Records from a data collection:
┄┄┄┄┄┄┄┄┄┄
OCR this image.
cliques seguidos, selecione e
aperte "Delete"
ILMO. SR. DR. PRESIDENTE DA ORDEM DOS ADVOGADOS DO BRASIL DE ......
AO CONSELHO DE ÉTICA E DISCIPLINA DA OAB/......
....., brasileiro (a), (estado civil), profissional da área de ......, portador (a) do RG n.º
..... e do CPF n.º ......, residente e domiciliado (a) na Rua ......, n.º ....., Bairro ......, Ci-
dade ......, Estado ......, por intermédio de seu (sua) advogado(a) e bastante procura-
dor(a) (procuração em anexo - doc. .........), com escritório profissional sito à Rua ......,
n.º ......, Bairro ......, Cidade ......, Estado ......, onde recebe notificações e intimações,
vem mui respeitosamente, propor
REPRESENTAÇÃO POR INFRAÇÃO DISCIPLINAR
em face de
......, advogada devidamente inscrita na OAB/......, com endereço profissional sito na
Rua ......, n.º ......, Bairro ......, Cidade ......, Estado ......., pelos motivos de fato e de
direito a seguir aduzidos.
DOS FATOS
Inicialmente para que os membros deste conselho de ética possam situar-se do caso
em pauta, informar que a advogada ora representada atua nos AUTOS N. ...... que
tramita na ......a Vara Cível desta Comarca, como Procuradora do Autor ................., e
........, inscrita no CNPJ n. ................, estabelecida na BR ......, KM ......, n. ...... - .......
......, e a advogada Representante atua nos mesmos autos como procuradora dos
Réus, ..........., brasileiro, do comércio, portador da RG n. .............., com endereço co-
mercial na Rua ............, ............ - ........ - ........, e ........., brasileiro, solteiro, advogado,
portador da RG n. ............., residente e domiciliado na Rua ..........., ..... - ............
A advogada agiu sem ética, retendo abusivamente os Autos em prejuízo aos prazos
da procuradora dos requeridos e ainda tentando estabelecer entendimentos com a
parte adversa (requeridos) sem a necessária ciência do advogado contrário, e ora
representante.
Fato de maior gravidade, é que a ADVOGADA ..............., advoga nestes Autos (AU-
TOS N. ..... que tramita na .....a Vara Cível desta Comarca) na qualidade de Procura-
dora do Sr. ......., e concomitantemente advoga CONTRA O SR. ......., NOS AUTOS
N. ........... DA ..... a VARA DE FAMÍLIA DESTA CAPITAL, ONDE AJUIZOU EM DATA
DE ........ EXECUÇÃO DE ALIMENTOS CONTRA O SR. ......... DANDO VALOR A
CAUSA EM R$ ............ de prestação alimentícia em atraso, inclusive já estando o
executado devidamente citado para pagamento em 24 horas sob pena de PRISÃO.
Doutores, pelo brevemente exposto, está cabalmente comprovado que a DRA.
┄┄┄┄┄┄┄┄┄┄
### EXERCISE DETAILS
Find each line holding the word "devidamente" and copy it.

### RESPONSE TO THIS TASK
......, advogada devidamente inscrita na OAB/......, com endereço profissional sito na
executado devidamente citado para pagamento em 24 horas sob pena de PRISÃO.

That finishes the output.